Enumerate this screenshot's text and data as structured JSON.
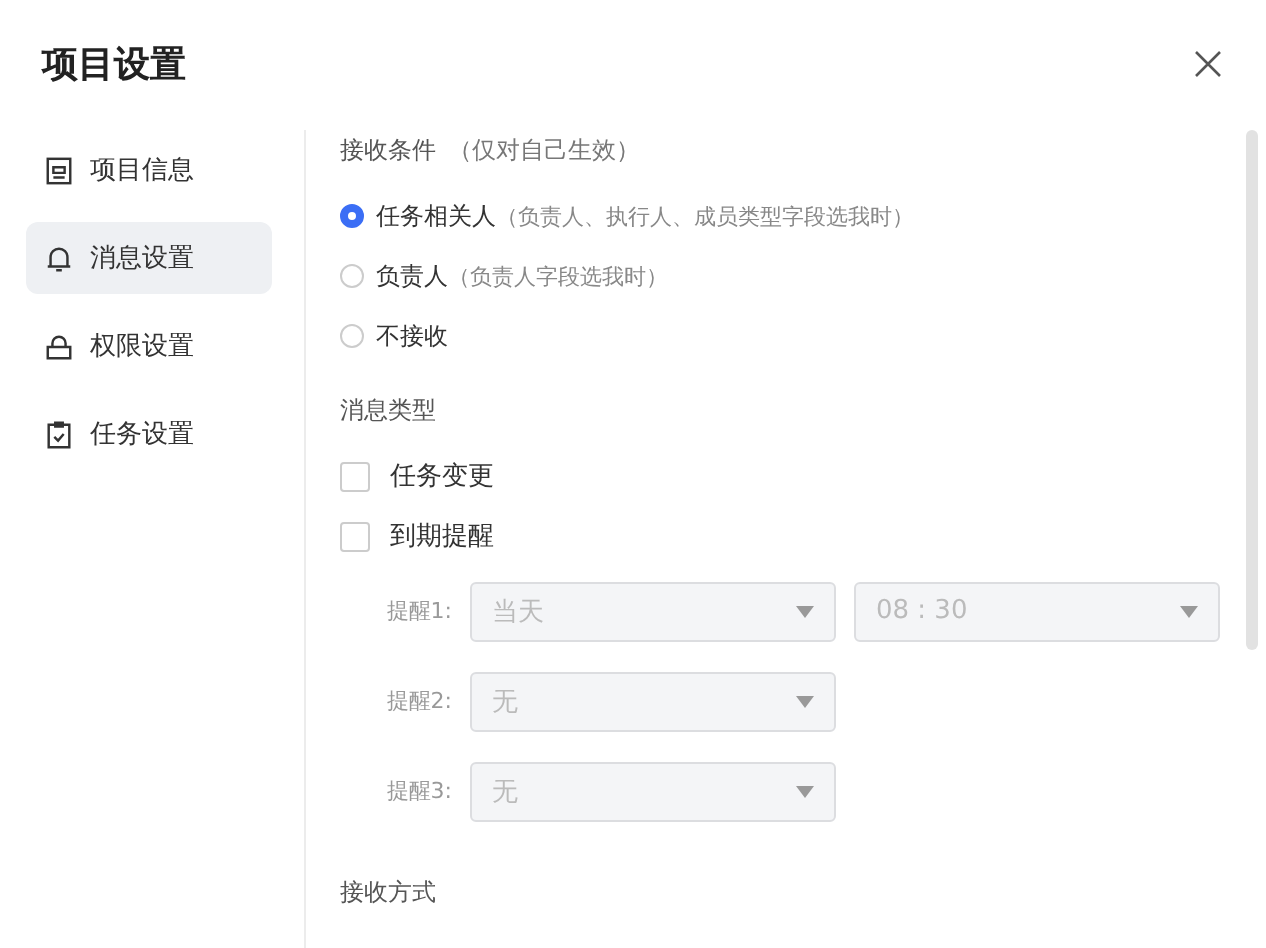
{
  "window": {
    "title": "项目设置"
  },
  "sidebar": {
    "items": [
      {
        "label": "项目信息",
        "selected": false
      },
      {
        "label": "消息设置",
        "selected": true
      },
      {
        "label": "权限设置",
        "selected": false
      },
      {
        "label": "任务设置",
        "selected": false
      }
    ]
  },
  "receive_condition": {
    "label": "接收条件",
    "hint": "（仅对自己生效）",
    "options": [
      {
        "label": "任务相关人",
        "hint": "（负责人、执行人、成员类型字段选我时）",
        "selected": true
      },
      {
        "label": "负责人",
        "hint": "（负责人字段选我时）",
        "selected": false
      },
      {
        "label": "不接收",
        "selected": false
      }
    ]
  },
  "message_types": {
    "label": "消息类型",
    "options": [
      {
        "label": "任务变更",
        "checked": false
      },
      {
        "label": "到期提醒",
        "checked": false
      }
    ]
  },
  "reminders": [
    {
      "label": "提醒1:",
      "selects": [
        {
          "value": "当天",
          "disabled": true
        },
        {
          "value": "08 : 30",
          "disabled": true
        }
      ]
    },
    {
      "label": "提醒2:",
      "selects": [
        {
          "value": "无",
          "disabled": true
        }
      ]
    },
    {
      "label": "提醒3:",
      "selects": [
        {
          "value": "无",
          "disabled": true
        }
      ]
    }
  ],
  "receive_method": {
    "label": "接收方式"
  }
}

Work required> Return all the entries word for word, but omit any pictures they contain.

Output>
Enumerate this screenshot's text and data as structured JSON.
{
  "window": {
    "title": "项目设置"
  },
  "sidebar": {
    "items": [
      {
        "label": "项目信息",
        "selected": false
      },
      {
        "label": "消息设置",
        "selected": true
      },
      {
        "label": "权限设置",
        "selected": false
      },
      {
        "label": "任务设置",
        "selected": false
      }
    ]
  },
  "receive_condition": {
    "label": "接收条件",
    "hint": "（仅对自己生效）",
    "options": [
      {
        "label": "任务相关人",
        "hint": "（负责人、执行人、成员类型字段选我时）",
        "selected": true
      },
      {
        "label": "负责人",
        "hint": "（负责人字段选我时）",
        "selected": false
      },
      {
        "label": "不接收",
        "selected": false
      }
    ]
  },
  "message_types": {
    "label": "消息类型",
    "options": [
      {
        "label": "任务变更",
        "checked": false
      },
      {
        "label": "到期提醒",
        "checked": false
      }
    ]
  },
  "reminders": [
    {
      "label": "提醒1:",
      "selects": [
        {
          "value": "当天",
          "disabled": true
        },
        {
          "value": "08 : 30",
          "disabled": true
        }
      ]
    },
    {
      "label": "提醒2:",
      "selects": [
        {
          "value": "无",
          "disabled": true
        }
      ]
    },
    {
      "label": "提醒3:",
      "selects": [
        {
          "value": "无",
          "disabled": true
        }
      ]
    }
  ],
  "receive_method": {
    "label": "接收方式"
  }
}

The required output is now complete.